Take every line from the material that has the word "взяли" in it.

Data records
-----
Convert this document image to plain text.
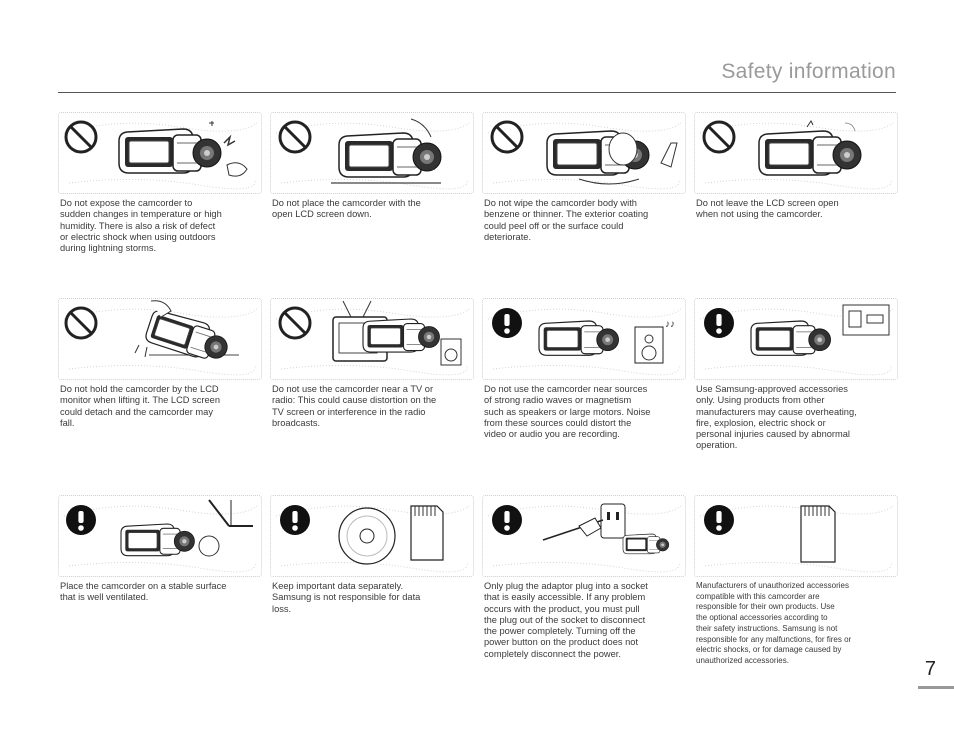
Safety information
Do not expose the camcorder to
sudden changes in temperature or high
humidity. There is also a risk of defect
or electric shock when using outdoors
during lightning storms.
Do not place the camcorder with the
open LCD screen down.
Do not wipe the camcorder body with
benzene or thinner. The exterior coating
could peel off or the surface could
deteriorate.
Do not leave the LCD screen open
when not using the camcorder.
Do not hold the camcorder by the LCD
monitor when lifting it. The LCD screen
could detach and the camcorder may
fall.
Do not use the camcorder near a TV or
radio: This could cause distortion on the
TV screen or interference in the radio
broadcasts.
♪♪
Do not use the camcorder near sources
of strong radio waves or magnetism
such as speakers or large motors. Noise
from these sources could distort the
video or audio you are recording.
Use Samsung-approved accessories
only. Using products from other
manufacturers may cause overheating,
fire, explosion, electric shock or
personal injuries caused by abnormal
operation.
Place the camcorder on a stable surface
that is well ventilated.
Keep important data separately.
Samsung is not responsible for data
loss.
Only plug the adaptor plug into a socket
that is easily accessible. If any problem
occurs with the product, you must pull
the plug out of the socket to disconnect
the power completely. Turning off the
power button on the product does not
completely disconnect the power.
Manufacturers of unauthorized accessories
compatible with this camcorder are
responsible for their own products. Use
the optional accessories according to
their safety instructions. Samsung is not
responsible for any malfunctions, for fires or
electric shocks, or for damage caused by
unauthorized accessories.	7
-----
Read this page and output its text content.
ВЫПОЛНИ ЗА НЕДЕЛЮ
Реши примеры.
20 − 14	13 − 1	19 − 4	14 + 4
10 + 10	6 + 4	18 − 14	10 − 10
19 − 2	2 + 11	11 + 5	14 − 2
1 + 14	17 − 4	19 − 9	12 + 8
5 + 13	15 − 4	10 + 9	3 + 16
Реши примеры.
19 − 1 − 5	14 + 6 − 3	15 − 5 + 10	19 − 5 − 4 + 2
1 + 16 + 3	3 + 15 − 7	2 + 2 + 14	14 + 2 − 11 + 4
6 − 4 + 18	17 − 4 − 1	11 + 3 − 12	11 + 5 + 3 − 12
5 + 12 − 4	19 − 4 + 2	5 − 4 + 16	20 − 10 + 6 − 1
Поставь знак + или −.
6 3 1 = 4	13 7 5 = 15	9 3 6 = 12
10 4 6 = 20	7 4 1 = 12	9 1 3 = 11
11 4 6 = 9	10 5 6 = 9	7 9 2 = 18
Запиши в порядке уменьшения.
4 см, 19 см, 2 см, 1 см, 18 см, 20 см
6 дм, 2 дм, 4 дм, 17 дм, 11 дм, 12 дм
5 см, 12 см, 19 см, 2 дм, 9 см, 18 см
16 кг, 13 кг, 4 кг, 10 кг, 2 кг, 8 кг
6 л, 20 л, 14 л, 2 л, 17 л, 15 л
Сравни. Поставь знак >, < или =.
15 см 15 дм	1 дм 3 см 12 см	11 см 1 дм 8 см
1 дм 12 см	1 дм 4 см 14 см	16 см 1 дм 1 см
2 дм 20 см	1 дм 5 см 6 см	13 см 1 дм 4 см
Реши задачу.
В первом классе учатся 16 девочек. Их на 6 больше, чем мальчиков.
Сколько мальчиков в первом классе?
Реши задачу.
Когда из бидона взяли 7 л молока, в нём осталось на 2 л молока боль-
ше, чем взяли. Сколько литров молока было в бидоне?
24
-----
**COMPLETED TASK**:
Когда из бидона взяли 7 л молока, в нём осталось на 2 л молока боль-
ше, чем взяли. Сколько литров молока было в бидоне?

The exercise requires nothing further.